Directions for this task
Repeat each entry as written and leave the images out of the copy.

Records provided
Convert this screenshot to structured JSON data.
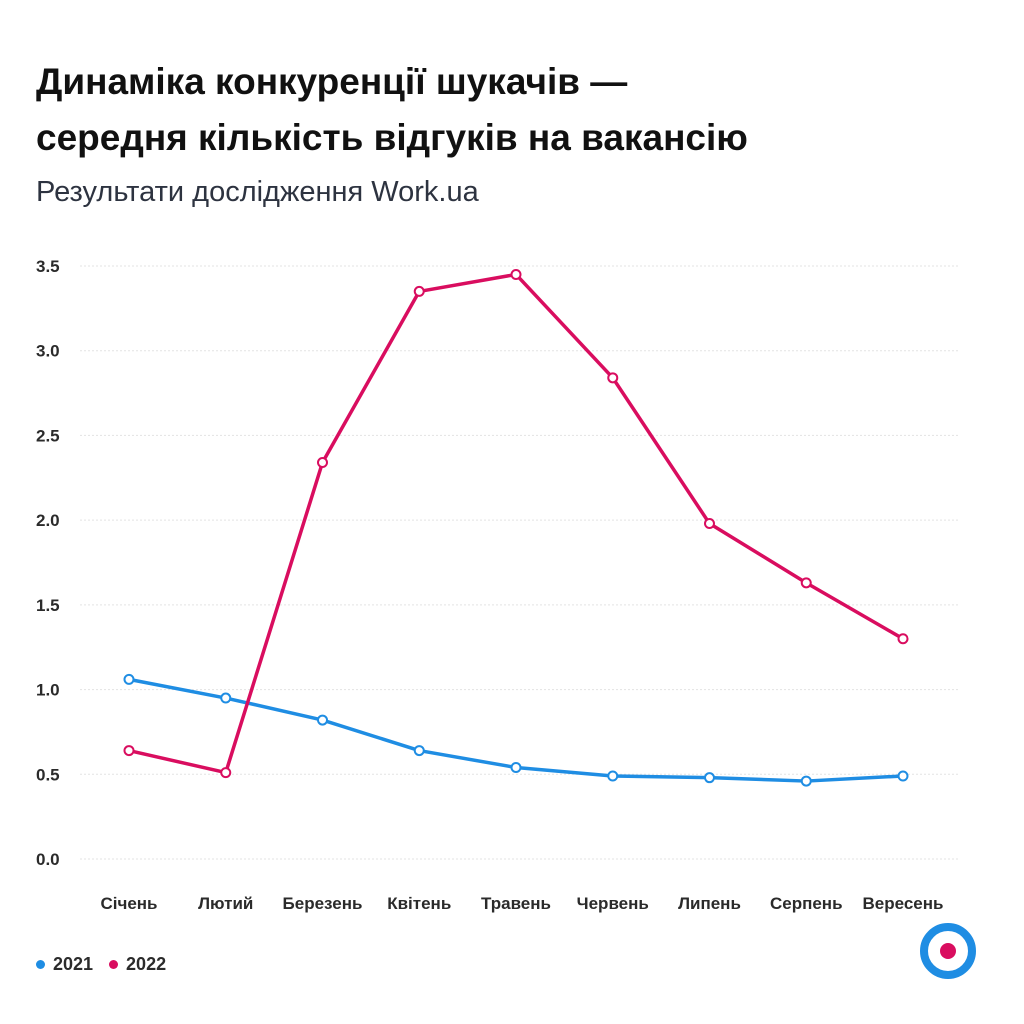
{
  "chart_data": {
    "type": "line",
    "title": "Динаміка конкуренції шукачів — середня кількість відгуків на вакансію",
    "title_lines": [
      "Динаміка конкуренції шукачів —",
      "середня кількість відгуків на вакансію"
    ],
    "subtitle": "Результати дослідження Work.ua",
    "xlabel": "",
    "ylabel": "",
    "categories": [
      "Січень",
      "Лютий",
      "Березень",
      "Квітень",
      "Травень",
      "Червень",
      "Липень",
      "Серпень",
      "Вересень"
    ],
    "series": [
      {
        "name": "2021",
        "color": "#1f8de3",
        "values": [
          1.06,
          0.95,
          0.82,
          0.64,
          0.54,
          0.49,
          0.48,
          0.46,
          0.49
        ]
      },
      {
        "name": "2022",
        "color": "#d90d5f",
        "values": [
          0.64,
          0.51,
          2.34,
          3.35,
          3.45,
          2.84,
          1.98,
          1.63,
          1.3
        ]
      }
    ],
    "ylim": [
      0,
      3.5
    ],
    "yticks": [
      "0.0",
      "0.5",
      "1.0",
      "1.5",
      "2.0",
      "2.5",
      "3.0",
      "3.5"
    ],
    "grid": true,
    "legend_position": "bottom-left"
  },
  "logo": {
    "name": "work-ua-logo-icon",
    "outer_color": "#1f8de3",
    "inner_color": "#d90d5f"
  }
}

Written answer
Convert this screenshot to structured JSON data.
{
  "chart_data": {
    "type": "line",
    "title": "Динаміка конкуренції шукачів — середня кількість відгуків на вакансію",
    "title_lines": [
      "Динаміка конкуренції шукачів —",
      "середня кількість відгуків на вакансію"
    ],
    "subtitle": "Результати дослідження Work.ua",
    "xlabel": "",
    "ylabel": "",
    "categories": [
      "Січень",
      "Лютий",
      "Березень",
      "Квітень",
      "Травень",
      "Червень",
      "Липень",
      "Серпень",
      "Вересень"
    ],
    "series": [
      {
        "name": "2021",
        "color": "#1f8de3",
        "values": [
          1.06,
          0.95,
          0.82,
          0.64,
          0.54,
          0.49,
          0.48,
          0.46,
          0.49
        ]
      },
      {
        "name": "2022",
        "color": "#d90d5f",
        "values": [
          0.64,
          0.51,
          2.34,
          3.35,
          3.45,
          2.84,
          1.98,
          1.63,
          1.3
        ]
      }
    ],
    "ylim": [
      0,
      3.5
    ],
    "yticks": [
      "0.0",
      "0.5",
      "1.0",
      "1.5",
      "2.0",
      "2.5",
      "3.0",
      "3.5"
    ],
    "grid": true,
    "legend_position": "bottom-left"
  },
  "logo": {
    "name": "work-ua-logo-icon",
    "outer_color": "#1f8de3",
    "inner_color": "#d90d5f"
  }
}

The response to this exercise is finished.